> [TASK GOAL] Below are the records; locate each line with the word "Decisiones" and copy it.

> [Figure content listings]
☆ ☆ ☆ ☆ ☆

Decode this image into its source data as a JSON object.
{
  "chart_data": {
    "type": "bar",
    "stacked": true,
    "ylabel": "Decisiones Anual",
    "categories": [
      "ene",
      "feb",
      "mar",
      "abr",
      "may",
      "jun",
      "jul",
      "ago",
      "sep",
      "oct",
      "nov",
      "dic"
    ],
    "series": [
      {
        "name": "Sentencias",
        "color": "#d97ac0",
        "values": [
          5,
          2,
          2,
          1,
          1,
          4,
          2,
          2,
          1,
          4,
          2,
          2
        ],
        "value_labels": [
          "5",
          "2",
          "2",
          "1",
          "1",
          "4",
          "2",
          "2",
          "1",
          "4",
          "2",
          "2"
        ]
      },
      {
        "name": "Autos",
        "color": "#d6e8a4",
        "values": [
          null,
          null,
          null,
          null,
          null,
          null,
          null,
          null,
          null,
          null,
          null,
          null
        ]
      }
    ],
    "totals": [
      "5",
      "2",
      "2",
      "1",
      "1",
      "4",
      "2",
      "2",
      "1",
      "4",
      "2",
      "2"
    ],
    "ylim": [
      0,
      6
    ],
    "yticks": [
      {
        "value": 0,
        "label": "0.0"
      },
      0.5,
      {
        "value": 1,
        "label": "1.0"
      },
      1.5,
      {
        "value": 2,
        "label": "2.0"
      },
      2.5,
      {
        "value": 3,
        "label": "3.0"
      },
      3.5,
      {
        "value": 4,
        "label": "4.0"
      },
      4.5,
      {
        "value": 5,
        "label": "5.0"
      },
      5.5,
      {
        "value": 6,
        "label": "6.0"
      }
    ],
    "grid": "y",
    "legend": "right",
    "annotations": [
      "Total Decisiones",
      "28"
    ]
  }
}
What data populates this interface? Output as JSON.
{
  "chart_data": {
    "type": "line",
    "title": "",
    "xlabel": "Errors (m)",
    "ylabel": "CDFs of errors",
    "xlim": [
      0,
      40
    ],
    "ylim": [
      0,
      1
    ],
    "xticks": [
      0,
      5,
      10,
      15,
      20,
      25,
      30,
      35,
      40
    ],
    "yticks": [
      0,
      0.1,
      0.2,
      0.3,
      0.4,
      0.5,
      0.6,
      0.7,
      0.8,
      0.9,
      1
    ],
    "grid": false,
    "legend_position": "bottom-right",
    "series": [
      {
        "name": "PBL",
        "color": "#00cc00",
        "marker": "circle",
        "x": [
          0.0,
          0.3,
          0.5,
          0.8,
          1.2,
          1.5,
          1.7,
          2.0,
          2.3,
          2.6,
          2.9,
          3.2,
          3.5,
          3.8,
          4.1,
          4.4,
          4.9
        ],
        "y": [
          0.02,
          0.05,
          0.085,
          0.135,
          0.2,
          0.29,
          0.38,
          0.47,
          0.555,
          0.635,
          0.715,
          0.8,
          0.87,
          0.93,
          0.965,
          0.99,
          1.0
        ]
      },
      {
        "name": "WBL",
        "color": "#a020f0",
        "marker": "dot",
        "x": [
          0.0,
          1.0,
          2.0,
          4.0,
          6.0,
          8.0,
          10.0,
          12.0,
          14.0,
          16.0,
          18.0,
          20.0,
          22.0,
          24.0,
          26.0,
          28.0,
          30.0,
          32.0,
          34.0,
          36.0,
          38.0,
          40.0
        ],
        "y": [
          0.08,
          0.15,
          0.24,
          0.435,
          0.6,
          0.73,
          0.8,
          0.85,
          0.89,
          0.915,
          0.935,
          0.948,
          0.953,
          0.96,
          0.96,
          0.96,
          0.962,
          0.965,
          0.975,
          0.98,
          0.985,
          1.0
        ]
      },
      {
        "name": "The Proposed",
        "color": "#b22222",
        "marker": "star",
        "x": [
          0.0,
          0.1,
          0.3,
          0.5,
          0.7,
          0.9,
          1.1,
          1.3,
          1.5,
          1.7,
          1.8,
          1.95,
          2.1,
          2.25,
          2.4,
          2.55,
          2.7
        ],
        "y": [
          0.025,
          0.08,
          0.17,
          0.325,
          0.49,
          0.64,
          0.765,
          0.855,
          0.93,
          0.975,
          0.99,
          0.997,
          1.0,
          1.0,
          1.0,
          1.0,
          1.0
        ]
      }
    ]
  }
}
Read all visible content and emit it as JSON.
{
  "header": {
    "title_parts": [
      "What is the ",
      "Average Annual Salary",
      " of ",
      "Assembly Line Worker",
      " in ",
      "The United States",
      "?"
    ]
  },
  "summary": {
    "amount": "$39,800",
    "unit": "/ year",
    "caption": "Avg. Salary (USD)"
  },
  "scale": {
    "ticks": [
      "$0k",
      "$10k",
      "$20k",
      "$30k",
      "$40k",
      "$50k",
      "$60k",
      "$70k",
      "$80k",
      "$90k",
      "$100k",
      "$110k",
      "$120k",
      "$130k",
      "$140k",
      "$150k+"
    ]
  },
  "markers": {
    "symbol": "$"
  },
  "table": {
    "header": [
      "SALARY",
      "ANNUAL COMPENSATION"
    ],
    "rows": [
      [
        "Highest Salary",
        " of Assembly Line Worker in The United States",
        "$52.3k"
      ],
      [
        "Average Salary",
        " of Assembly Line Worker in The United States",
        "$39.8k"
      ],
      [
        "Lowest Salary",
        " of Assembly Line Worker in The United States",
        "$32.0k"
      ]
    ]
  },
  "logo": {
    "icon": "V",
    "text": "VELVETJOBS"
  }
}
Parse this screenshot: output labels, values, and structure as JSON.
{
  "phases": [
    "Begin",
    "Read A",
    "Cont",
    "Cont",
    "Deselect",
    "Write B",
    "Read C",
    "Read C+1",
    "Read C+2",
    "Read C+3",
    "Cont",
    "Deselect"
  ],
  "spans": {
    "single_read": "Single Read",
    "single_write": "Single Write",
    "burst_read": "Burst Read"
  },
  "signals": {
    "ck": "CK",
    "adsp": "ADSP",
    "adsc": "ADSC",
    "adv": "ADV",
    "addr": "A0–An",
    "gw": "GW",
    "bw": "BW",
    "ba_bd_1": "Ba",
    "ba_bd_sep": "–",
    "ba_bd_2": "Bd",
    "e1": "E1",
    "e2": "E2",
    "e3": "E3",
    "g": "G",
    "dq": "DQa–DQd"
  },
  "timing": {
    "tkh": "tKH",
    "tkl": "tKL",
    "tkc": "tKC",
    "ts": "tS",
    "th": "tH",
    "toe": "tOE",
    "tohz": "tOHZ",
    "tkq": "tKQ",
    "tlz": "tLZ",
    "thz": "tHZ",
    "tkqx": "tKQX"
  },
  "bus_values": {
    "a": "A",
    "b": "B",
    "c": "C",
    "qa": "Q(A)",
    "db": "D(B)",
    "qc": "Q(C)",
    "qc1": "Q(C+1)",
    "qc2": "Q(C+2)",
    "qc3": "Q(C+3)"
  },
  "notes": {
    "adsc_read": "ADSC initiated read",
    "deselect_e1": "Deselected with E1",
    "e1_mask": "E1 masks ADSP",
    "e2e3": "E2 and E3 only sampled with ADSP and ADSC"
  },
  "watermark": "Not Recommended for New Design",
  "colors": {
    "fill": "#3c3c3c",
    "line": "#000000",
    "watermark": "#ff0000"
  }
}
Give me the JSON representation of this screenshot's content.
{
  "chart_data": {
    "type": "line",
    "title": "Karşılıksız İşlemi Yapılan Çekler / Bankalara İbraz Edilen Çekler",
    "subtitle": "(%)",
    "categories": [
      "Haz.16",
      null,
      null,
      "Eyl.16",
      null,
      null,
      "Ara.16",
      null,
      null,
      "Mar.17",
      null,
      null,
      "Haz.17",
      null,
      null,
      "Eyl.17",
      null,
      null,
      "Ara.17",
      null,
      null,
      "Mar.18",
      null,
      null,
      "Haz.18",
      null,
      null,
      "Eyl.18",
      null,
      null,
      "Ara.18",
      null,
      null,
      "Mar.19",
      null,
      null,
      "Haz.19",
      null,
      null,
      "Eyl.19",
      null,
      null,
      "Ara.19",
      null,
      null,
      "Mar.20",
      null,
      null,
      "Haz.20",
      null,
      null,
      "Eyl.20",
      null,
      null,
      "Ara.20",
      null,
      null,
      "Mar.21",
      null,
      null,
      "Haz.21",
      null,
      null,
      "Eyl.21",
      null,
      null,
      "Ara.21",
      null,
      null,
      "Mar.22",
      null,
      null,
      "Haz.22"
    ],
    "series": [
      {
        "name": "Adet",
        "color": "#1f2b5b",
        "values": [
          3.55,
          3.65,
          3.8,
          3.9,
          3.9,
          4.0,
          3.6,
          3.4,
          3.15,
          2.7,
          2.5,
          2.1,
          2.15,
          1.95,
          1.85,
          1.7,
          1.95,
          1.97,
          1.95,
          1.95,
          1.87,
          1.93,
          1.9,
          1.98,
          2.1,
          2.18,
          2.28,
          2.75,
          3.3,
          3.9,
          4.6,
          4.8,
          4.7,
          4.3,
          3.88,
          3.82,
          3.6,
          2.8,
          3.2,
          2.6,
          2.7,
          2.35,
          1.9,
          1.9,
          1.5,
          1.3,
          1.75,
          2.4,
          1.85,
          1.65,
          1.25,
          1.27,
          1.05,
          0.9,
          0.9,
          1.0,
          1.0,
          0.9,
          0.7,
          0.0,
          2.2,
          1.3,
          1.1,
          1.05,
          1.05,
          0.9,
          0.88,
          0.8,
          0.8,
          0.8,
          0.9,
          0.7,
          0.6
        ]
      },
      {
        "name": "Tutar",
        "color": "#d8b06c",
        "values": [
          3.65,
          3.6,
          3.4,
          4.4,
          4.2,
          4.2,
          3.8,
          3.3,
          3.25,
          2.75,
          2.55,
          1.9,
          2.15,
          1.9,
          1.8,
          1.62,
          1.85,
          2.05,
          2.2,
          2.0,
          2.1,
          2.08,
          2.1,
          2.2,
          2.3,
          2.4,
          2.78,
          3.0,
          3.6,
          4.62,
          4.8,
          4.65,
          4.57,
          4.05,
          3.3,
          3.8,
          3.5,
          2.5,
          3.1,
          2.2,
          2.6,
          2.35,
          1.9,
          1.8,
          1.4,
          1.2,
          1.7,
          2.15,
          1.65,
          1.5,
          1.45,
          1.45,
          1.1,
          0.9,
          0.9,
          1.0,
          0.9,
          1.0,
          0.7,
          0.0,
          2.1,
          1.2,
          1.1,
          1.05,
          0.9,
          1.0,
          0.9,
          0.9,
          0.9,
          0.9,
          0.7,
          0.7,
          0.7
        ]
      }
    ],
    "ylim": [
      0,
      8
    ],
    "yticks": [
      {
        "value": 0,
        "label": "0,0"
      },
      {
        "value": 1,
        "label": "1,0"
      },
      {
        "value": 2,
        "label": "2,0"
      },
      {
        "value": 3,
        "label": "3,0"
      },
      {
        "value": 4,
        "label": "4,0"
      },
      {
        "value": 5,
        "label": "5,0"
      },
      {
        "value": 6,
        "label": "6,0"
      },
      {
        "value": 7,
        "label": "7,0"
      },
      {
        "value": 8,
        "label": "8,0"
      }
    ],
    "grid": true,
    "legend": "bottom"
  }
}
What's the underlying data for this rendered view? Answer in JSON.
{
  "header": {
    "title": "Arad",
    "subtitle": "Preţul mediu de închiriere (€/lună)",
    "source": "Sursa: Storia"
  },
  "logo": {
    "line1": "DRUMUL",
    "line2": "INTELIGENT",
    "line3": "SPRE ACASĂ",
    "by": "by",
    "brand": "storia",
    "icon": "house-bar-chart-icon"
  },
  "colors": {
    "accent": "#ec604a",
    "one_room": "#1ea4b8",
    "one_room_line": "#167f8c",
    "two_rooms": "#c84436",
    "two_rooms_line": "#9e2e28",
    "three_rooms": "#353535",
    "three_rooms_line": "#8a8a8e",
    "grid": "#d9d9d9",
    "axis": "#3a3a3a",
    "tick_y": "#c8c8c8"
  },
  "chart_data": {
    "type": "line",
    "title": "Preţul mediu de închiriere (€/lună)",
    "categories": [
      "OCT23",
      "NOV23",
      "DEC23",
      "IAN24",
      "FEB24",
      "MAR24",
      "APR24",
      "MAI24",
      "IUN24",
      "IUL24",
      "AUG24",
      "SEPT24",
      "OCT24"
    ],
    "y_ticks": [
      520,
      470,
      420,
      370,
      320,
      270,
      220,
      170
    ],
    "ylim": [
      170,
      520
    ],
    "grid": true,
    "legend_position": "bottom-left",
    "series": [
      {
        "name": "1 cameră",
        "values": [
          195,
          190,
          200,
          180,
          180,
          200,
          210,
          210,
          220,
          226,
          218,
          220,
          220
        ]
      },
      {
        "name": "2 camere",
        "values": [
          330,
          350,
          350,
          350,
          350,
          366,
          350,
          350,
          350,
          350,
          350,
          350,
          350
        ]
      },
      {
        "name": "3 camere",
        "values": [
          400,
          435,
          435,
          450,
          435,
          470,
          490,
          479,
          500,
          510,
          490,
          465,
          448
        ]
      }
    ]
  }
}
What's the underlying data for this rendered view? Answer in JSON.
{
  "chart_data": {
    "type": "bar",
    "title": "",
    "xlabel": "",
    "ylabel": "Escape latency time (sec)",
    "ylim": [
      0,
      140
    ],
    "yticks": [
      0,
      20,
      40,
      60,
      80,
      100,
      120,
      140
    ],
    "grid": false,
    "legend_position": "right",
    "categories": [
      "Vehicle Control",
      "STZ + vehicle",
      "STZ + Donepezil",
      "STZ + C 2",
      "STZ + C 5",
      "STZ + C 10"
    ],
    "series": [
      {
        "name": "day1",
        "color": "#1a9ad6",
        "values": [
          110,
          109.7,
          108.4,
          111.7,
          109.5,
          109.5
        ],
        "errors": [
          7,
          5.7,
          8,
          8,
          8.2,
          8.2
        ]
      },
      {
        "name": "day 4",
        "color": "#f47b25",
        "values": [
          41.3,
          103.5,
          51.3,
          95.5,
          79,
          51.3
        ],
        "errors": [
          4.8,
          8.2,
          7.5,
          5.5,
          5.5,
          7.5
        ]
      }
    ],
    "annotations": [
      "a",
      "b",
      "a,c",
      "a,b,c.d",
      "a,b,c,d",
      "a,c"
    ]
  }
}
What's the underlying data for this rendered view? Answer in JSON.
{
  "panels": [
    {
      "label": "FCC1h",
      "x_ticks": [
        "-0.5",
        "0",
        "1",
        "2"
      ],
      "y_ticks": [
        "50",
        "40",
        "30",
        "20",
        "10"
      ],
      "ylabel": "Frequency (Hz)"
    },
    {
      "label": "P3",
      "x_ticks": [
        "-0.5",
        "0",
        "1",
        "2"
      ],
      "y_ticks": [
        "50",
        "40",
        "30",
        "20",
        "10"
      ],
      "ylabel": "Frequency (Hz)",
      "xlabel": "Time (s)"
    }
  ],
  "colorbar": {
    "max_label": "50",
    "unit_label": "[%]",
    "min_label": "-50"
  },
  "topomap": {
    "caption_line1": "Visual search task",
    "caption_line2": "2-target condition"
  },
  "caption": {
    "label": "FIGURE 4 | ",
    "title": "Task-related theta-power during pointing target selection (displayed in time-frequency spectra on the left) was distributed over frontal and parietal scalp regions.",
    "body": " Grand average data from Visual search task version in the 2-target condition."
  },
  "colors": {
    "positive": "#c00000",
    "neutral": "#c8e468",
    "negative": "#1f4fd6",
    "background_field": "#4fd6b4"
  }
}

☆ ☆ ☆ ☆ ☆

> [RESULT OF THIS EXERCISE]
    "ylabel": "Decisiones Anual",
      "Total Decisiones",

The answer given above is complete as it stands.